*BRIEF*
Print the full listing exactly.

[START DATA FOR PROCESSING]

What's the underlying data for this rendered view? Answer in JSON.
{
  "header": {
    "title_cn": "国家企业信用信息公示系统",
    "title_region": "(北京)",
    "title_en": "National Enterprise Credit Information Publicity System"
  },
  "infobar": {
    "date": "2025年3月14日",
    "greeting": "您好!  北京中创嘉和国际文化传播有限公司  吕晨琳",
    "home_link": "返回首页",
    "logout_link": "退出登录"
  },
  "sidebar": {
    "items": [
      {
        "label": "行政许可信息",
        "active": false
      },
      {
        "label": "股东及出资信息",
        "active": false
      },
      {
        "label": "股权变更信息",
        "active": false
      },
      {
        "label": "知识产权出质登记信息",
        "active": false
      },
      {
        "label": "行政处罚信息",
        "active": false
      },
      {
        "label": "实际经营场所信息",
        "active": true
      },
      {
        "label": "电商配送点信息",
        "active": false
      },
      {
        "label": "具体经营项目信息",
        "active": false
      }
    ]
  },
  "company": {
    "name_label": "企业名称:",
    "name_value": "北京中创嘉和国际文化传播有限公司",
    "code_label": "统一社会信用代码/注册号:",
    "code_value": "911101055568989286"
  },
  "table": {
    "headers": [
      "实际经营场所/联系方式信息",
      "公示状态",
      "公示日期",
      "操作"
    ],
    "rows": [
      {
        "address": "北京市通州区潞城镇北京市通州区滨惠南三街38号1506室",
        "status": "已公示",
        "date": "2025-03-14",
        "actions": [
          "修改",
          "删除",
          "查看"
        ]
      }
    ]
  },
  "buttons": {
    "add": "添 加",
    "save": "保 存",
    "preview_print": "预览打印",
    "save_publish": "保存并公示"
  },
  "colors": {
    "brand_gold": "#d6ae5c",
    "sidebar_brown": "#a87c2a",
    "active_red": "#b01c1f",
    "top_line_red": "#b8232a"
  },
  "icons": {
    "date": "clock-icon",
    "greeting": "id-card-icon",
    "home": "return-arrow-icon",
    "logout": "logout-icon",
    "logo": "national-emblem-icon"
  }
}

[END DATA FOR PROCESSING]

*EXERCISE OUTPUT*
What's the underlying data for this rendered view? Answer in JSON.
{
  "header": {
    "title_cn": "国家企业信用信息公示系统",
    "title_region": "(北京)",
    "title_en": "National Enterprise Credit Information Publicity System"
  },
  "infobar": {
    "date": "2025年3月14日",
    "greeting": "您好!  北京中创嘉和国际文化传播有限公司  吕晨琳",
    "home_link": "返回首页",
    "logout_link": "退出登录"
  },
  "sidebar": {
    "items": [
      {
        "label": "行政许可信息",
        "active": false
      },
      {
        "label": "股东及出资信息",
        "active": false
      },
      {
        "label": "股权变更信息",
        "active": false
      },
      {
        "label": "知识产权出质登记信息",
        "active": false
      },
      {
        "label": "行政处罚信息",
        "active": false
      },
      {
        "label": "实际经营场所信息",
        "active": true
      },
      {
        "label": "电商配送点信息",
        "active": false
      },
      {
        "label": "具体经营项目信息",
        "active": false
      }
    ]
  },
  "company": {
    "name_label": "企业名称:",
    "name_value": "北京中创嘉和国际文化传播有限公司",
    "code_label": "统一社会信用代码/注册号:",
    "code_value": "911101055568989286"
  },
  "table": {
    "headers": [
      "实际经营场所/联系方式信息",
      "公示状态",
      "公示日期",
      "操作"
    ],
    "rows": [
      {
        "address": "北京市通州区潞城镇北京市通州区滨惠南三街38号1506室",
        "status": "已公示",
        "date": "2025-03-14",
        "actions": [
          "修改",
          "删除",
          "查看"
        ]
      }
    ]
  },
  "buttons": {
    "add": "添 加",
    "save": "保 存",
    "preview_print": "预览打印",
    "save_publish": "保存并公示"
  },
  "colors": {
    "brand_gold": "#d6ae5c",
    "sidebar_brown": "#a87c2a",
    "active_red": "#b01c1f",
    "top_line_red": "#b8232a"
  },
  "icons": {
    "date": "clock-icon",
    "greeting": "id-card-icon",
    "home": "return-arrow-icon",
    "logout": "logout-icon",
    "logo": "national-emblem-icon"
  }
}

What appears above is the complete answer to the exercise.